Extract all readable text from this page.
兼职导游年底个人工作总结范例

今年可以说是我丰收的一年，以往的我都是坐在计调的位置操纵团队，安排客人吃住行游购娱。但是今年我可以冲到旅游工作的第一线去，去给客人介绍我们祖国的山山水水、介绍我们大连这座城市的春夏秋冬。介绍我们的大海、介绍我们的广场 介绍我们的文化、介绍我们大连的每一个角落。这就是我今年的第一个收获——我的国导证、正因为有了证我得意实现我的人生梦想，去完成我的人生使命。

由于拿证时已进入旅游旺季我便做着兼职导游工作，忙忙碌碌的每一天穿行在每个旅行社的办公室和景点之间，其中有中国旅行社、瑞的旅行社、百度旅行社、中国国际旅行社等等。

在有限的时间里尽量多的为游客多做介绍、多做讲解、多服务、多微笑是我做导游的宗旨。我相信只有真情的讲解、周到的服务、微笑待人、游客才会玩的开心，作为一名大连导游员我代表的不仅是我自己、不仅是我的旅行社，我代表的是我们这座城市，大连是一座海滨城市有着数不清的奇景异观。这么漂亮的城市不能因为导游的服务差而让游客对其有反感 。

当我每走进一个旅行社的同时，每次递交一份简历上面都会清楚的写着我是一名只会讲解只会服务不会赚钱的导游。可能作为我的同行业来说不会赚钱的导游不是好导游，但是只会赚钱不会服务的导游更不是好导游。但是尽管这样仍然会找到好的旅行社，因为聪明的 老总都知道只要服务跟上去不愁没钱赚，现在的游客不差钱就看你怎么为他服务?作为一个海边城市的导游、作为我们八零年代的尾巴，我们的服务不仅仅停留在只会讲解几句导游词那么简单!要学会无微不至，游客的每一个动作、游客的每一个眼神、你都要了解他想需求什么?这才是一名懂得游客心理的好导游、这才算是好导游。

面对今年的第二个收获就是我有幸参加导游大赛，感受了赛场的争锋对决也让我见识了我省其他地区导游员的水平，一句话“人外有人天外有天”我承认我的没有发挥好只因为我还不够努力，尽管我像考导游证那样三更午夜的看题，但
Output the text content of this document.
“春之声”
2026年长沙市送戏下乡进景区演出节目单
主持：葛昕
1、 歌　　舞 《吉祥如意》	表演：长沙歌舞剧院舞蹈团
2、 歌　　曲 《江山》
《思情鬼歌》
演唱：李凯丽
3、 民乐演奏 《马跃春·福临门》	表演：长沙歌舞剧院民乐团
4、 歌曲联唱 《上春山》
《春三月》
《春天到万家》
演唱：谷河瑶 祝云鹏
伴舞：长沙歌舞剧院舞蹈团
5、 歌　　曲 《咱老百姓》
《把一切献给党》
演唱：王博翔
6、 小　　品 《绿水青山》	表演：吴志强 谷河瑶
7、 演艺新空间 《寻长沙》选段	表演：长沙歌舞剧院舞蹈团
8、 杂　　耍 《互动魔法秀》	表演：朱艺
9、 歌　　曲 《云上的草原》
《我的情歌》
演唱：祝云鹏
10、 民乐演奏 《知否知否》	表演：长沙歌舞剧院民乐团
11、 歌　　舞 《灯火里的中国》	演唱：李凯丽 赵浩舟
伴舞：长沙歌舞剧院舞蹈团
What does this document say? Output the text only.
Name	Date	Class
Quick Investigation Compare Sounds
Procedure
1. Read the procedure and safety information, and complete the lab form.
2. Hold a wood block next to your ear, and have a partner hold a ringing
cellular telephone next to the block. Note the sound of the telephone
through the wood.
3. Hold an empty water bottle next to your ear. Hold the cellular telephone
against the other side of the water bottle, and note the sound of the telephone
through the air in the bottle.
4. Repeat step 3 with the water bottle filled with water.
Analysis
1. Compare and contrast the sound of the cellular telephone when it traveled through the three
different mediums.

========================================================================

# [PROBLEM]
Read through the entries and copy each line in which "text" appears.

# [WRITTEN REPLY]
Extract all readable text from this page.
Output the text content of this document.
What does this document say? Output the text only.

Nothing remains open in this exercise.